* **Short task**: Repeat the records below exactly as they appear.

* **Exercise materials**:
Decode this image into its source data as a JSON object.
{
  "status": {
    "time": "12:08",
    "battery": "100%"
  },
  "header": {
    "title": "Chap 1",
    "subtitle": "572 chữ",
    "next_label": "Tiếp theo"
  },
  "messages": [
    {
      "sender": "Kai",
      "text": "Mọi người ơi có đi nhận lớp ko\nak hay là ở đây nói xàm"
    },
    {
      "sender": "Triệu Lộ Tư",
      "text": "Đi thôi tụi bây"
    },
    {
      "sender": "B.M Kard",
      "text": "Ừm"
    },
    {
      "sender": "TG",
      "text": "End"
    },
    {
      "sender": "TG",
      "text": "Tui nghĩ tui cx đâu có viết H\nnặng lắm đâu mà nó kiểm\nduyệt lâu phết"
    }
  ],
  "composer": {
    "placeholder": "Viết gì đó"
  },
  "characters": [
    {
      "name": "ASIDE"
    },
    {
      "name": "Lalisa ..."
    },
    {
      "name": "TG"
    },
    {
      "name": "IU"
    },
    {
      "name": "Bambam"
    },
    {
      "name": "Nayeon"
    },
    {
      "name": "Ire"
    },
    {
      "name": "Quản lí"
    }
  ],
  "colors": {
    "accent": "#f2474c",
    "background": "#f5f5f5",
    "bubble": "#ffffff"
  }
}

* **Solution for this problem**:
Decode this image into its source data as a JSON object.
{
  "status": {
    "time": "12:08",
    "battery": "100%"
  },
  "header": {
    "title": "Chap 1",
    "subtitle": "572 chữ",
    "next_label": "Tiếp theo"
  },
  "messages": [
    {
      "sender": "Kai",
      "text": "Mọi người ơi có đi nhận lớp ko\nak hay là ở đây nói xàm"
    },
    {
      "sender": "Triệu Lộ Tư",
      "text": "Đi thôi tụi bây"
    },
    {
      "sender": "B.M Kard",
      "text": "Ừm"
    },
    {
      "sender": "TG",
      "text": "End"
    },
    {
      "sender": "TG",
      "text": "Tui nghĩ tui cx đâu có viết H\nnặng lắm đâu mà nó kiểm\nduyệt lâu phết"
    }
  ],
  "composer": {
    "placeholder": "Viết gì đó"
  },
  "characters": [
    {
      "name": "ASIDE"
    },
    {
      "name": "Lalisa ..."
    },
    {
      "name": "TG"
    },
    {
      "name": "IU"
    },
    {
      "name": "Bambam"
    },
    {
      "name": "Nayeon"
    },
    {
      "name": "Ire"
    },
    {
      "name": "Quản lí"
    }
  ],
  "colors": {
    "accent": "#f2474c",
    "background": "#f5f5f5",
    "bubble": "#ffffff"
  }
}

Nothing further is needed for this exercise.